### EXERCISE TASK
Please print every record below exactly as it appears.

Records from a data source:
>> start
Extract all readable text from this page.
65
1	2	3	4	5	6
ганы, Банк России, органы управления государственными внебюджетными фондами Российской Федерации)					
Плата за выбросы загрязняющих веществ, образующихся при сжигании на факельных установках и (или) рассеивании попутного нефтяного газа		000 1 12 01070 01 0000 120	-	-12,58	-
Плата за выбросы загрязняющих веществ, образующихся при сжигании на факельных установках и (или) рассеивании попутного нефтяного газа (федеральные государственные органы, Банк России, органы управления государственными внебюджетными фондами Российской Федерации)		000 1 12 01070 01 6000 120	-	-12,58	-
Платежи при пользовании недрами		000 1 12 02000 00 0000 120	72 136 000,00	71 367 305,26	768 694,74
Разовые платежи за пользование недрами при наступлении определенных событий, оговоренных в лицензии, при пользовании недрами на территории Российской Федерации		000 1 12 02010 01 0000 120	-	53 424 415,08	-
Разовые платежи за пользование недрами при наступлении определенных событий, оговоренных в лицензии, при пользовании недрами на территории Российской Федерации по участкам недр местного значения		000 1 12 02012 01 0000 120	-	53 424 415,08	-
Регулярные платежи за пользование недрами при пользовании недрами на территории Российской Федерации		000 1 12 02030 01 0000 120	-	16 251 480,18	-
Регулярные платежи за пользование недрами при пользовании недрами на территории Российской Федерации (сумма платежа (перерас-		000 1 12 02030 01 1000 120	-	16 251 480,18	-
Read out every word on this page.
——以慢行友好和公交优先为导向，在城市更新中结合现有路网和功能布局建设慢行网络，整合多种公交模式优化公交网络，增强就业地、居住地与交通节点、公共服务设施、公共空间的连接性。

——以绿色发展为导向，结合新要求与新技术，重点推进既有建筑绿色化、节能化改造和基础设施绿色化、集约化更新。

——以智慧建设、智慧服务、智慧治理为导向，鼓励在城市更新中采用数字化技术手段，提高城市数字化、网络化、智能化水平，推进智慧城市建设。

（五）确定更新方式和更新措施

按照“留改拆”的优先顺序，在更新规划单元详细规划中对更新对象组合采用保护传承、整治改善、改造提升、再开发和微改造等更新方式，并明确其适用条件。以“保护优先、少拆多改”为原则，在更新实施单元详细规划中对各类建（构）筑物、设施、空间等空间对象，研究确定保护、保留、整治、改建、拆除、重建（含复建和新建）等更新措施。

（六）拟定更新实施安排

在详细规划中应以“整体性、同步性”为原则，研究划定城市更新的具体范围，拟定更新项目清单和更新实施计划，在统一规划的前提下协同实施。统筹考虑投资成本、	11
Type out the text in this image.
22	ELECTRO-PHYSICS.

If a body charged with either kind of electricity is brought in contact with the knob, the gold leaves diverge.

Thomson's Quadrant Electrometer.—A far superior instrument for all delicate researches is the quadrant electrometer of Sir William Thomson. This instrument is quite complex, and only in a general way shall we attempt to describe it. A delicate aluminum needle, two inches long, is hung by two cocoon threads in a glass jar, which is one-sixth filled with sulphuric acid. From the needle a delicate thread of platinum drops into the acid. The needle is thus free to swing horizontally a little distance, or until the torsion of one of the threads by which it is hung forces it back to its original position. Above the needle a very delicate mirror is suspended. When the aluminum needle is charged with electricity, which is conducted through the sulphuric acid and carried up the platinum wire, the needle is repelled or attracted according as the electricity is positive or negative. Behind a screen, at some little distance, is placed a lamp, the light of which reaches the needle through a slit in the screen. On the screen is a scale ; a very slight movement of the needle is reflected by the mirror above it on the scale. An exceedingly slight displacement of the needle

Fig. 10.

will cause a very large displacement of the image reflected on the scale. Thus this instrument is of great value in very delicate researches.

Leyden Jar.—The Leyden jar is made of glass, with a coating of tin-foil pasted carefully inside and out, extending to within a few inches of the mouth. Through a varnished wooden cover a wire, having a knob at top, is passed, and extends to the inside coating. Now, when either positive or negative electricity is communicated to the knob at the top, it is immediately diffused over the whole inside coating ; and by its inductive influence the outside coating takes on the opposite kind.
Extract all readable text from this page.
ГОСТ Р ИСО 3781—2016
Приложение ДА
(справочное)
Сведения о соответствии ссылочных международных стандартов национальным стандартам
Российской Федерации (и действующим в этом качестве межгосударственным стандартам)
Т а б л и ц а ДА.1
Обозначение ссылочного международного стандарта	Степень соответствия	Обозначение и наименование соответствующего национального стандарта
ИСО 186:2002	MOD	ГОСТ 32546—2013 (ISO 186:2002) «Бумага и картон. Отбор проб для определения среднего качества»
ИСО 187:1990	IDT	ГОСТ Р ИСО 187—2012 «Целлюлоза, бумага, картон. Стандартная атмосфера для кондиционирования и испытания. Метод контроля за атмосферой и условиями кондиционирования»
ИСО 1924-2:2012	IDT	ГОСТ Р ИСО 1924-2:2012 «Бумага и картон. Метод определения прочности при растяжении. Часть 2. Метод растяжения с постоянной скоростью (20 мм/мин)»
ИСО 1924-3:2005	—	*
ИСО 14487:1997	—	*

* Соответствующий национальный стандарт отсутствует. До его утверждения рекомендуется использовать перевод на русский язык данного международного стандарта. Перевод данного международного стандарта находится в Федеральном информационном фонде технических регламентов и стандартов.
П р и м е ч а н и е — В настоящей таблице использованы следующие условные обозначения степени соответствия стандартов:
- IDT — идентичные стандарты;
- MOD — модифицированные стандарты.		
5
>> end
### OUTPUT OF THE EXERCISE
Extract all readable text from this page.
65
1	2	3	4	5	6
ганы, Банк России, органы управления государственными внебюджетными фондами Российской Федерации)					
Плата за выбросы загрязняющих веществ, образующихся при сжигании на факельных установках и (или) рассеивании попутного нефтяного газа		000 1 12 01070 01 0000 120	-	-12,58	-
Плата за выбросы загрязняющих веществ, образующихся при сжигании на факельных установках и (или) рассеивании попутного нефтяного газа (федеральные государственные органы, Банк России, органы управления государственными внебюджетными фондами Российской Федерации)		000 1 12 01070 01 6000 120	-	-12,58	-
Платежи при пользовании недрами		000 1 12 02000 00 0000 120	72 136 000,00	71 367 305,26	768 694,74
Разовые платежи за пользование недрами при наступлении определенных событий, оговоренных в лицензии, при пользовании недрами на территории Российской Федерации		000 1 12 02010 01 0000 120	-	53 424 415,08	-
Разовые платежи за пользование недрами при наступлении определенных событий, оговоренных в лицензии, при пользовании недрами на территории Российской Федерации по участкам недр местного значения		000 1 12 02012 01 0000 120	-	53 424 415,08	-
Регулярные платежи за пользование недрами при пользовании недрами на территории Российской Федерации		000 1 12 02030 01 0000 120	-	16 251 480,18	-
Регулярные платежи за пользование недрами при пользовании недрами на территории Российской Федерации (сумма платежа (перерас-		000 1 12 02030 01 1000 120	-	16 251 480,18	-
Read out every word on this page.
——以慢行友好和公交优先为导向，在城市更新中结合现有路网和功能布局建设慢行网络，整合多种公交模式优化公交网络，增强就业地、居住地与交通节点、公共服务设施、公共空间的连接性。

——以绿色发展为导向，结合新要求与新技术，重点推进既有建筑绿色化、节能化改造和基础设施绿色化、集约化更新。

——以智慧建设、智慧服务、智慧治理为导向，鼓励在城市更新中采用数字化技术手段，提高城市数字化、网络化、智能化水平，推进智慧城市建设。

（五）确定更新方式和更新措施

按照“留改拆”的优先顺序，在更新规划单元详细规划中对更新对象组合采用保护传承、整治改善、改造提升、再开发和微改造等更新方式，并明确其适用条件。以“保护优先、少拆多改”为原则，在更新实施单元详细规划中对各类建（构）筑物、设施、空间等空间对象，研究确定保护、保留、整治、改建、拆除、重建（含复建和新建）等更新措施。

（六）拟定更新实施安排

在详细规划中应以“整体性、同步性”为原则，研究划定城市更新的具体范围，拟定更新项目清单和更新实施计划，在统一规划的前提下协同实施。统筹考虑投资成本、	11
Type out the text in this image.
22	ELECTRO-PHYSICS.

If a body charged with either kind of electricity is brought in contact with the knob, the gold leaves diverge.

Thomson's Quadrant Electrometer.—A far superior instrument for all delicate researches is the quadrant electrometer of Sir William Thomson. This instrument is quite complex, and only in a general way shall we attempt to describe it. A delicate aluminum needle, two inches long, is hung by two cocoon threads in a glass jar, which is one-sixth filled with sulphuric acid. From the needle a delicate thread of platinum drops into the acid. The needle is thus free to swing horizontally a little distance, or until the torsion of one of the threads by which it is hung forces it back to its original position. Above the needle a very delicate mirror is suspended. When the aluminum needle is charged with electricity, which is conducted through the sulphuric acid and carried up the platinum wire, the needle is repelled or attracted according as the electricity is positive or negative. Behind a screen, at some little distance, is placed a lamp, the light of which reaches the needle through a slit in the screen. On the screen is a scale ; a very slight movement of the needle is reflected by the mirror above it on the scale. An exceedingly slight displacement of the needle

Fig. 10.

will cause a very large displacement of the image reflected on the scale. Thus this instrument is of great value in very delicate researches.

Leyden Jar.—The Leyden jar is made of glass, with a coating of tin-foil pasted carefully inside and out, extending to within a few inches of the mouth. Through a varnished wooden cover a wire, having a knob at top, is passed, and extends to the inside coating. Now, when either positive or negative electricity is communicated to the knob at the top, it is immediately diffused over the whole inside coating ; and by its inductive influence the outside coating takes on the opposite kind.
Extract all readable text from this page.
ГОСТ Р ИСО 3781—2016
Приложение ДА
(справочное)
Сведения о соответствии ссылочных международных стандартов национальным стандартам
Российской Федерации (и действующим в этом качестве межгосударственным стандартам)
Т а б л и ц а ДА.1
Обозначение ссылочного международного стандарта	Степень соответствия	Обозначение и наименование соответствующего национального стандарта
ИСО 186:2002	MOD	ГОСТ 32546—2013 (ISO 186:2002) «Бумага и картон. Отбор проб для определения среднего качества»
ИСО 187:1990	IDT	ГОСТ Р ИСО 187—2012 «Целлюлоза, бумага, картон. Стандартная атмосфера для кондиционирования и испытания. Метод контроля за атмосферой и условиями кондиционирования»
ИСО 1924-2:2012	IDT	ГОСТ Р ИСО 1924-2:2012 «Бумага и картон. Метод определения прочности при растяжении. Часть 2. Метод растяжения с постоянной скоростью (20 мм/мин)»
ИСО 1924-3:2005	—	*
ИСО 14487:1997	—	*

* Соответствующий национальный стандарт отсутствует. До его утверждения рекомендуется использовать перевод на русский язык данного международного стандарта. Перевод данного международного стандарта находится в Федеральном информационном фонде технических регламентов и стандартов.
П р и м е ч а н и е — В настоящей таблице использованы следующие условные обозначения степени соответствия стандартов:
- IDT — идентичные стандарты;
- MOD — модифицированные стандарты.		
5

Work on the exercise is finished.